Aim of the task –
Using the material that follows, identify and copy each line with the string "structured".
──────
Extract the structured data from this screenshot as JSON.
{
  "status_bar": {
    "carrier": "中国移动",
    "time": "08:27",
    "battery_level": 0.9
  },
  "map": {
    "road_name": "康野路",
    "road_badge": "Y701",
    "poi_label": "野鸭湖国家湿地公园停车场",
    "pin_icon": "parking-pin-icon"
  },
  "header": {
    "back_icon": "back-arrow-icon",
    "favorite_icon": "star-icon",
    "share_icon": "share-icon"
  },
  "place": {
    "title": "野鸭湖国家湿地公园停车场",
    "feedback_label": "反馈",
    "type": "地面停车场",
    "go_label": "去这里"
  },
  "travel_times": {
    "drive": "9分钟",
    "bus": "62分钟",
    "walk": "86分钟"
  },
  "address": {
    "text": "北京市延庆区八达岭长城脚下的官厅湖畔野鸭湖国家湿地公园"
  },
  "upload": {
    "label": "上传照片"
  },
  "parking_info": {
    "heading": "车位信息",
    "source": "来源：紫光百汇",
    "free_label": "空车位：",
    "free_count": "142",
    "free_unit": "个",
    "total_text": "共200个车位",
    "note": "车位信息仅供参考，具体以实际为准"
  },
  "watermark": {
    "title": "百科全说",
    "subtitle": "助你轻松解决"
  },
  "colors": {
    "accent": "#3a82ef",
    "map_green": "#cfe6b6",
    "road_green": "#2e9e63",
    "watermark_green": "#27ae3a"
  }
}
──────
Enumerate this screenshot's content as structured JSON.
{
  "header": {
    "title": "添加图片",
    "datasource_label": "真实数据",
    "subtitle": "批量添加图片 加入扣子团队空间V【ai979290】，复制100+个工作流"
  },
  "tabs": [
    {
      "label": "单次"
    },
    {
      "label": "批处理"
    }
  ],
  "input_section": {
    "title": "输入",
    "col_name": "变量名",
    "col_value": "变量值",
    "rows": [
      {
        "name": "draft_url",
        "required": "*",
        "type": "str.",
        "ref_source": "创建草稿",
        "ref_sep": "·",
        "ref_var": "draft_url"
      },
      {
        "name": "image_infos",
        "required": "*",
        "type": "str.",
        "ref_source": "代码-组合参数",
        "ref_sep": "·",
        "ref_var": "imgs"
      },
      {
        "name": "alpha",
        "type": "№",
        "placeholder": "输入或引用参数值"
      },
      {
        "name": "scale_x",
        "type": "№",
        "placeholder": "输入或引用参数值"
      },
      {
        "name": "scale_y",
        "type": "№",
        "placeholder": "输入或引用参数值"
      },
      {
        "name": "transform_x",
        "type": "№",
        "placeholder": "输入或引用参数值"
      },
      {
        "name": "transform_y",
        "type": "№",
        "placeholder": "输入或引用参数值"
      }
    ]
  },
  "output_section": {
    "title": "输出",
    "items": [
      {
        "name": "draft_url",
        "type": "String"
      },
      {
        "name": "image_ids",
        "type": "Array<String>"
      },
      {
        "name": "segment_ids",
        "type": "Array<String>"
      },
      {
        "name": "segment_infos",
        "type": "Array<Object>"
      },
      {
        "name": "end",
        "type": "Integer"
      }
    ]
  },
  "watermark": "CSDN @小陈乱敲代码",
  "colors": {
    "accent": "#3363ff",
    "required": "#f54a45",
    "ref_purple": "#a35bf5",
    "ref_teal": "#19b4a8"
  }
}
──────
The output –
Extract the structured data from this screenshot as JSON.
Enumerate this screenshot's content as structured JSON.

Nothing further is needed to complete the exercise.